• **PROBLEM TO WORK ON**:
Quote the entries in full, character for character, without their images.

• **EXTRACTED INFORMATION**:
•••••

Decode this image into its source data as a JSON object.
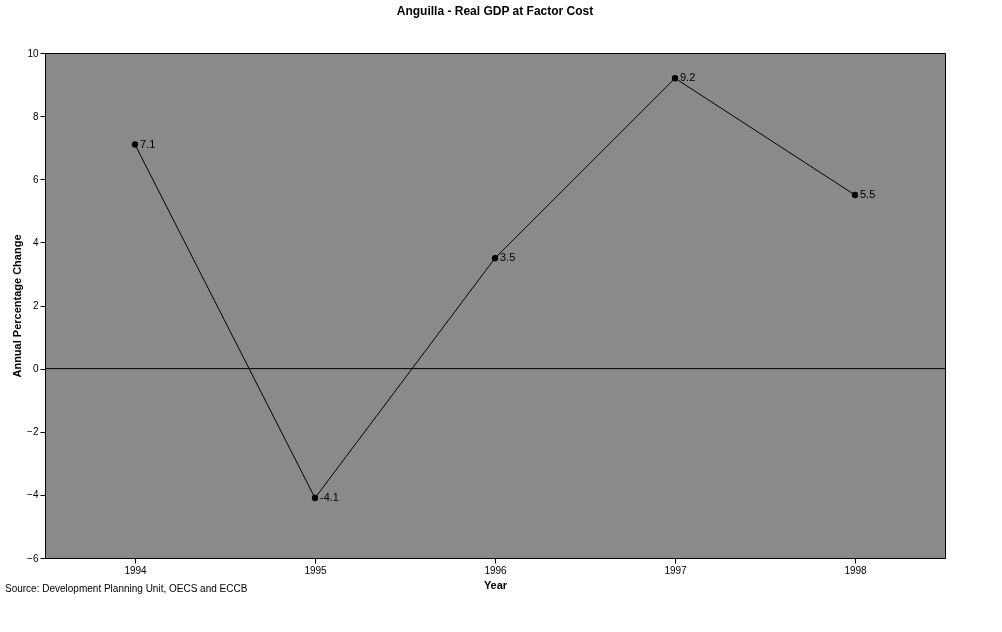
{
  "chart_data": {
    "type": "line",
    "title": "Anguilla - Real GDP at Factor Cost",
    "xlabel": "Year",
    "ylabel": "Annual Percentage Change",
    "categories": [
      "1994",
      "1995",
      "1996",
      "1997",
      "1998"
    ],
    "series": [
      {
        "color": "#000000",
        "values": [
          7.1,
          -4.1,
          3.5,
          9.2,
          5.5
        ]
      }
    ],
    "ylim": [
      -6,
      10
    ],
    "yticks": [
      -6,
      -4,
      -2,
      0,
      2,
      4,
      6,
      8,
      10
    ],
    "ref_lines": [
      {
        "axis": "y",
        "value": 0,
        "color": "#000000"
      }
    ],
    "data_labels": true,
    "marker": "circle",
    "line_style": "solid",
    "grid": false,
    "legend": false,
    "annotations": [
      "Source:  Development Planning Unit, OECS and ECCB"
    ]
  }
}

•••••

• **CORRECT RESULT**:
Decode this image into its source data as a JSON object.
{
  "chart_data": {
    "type": "line",
    "title": "Anguilla - Real GDP at Factor Cost",
    "xlabel": "Year",
    "ylabel": "Annual Percentage Change",
    "categories": [
      "1994",
      "1995",
      "1996",
      "1997",
      "1998"
    ],
    "series": [
      {
        "color": "#000000",
        "values": [
          7.1,
          -4.1,
          3.5,
          9.2,
          5.5
        ]
      }
    ],
    "ylim": [
      -6,
      10
    ],
    "yticks": [
      -6,
      -4,
      -2,
      0,
      2,
      4,
      6,
      8,
      10
    ],
    "ref_lines": [
      {
        "axis": "y",
        "value": 0,
        "color": "#000000"
      }
    ],
    "data_labels": true,
    "marker": "circle",
    "line_style": "solid",
    "grid": false,
    "legend": false,
    "annotations": [
      "Source:  Development Planning Unit, OECS and ECCB"
    ]
  }
}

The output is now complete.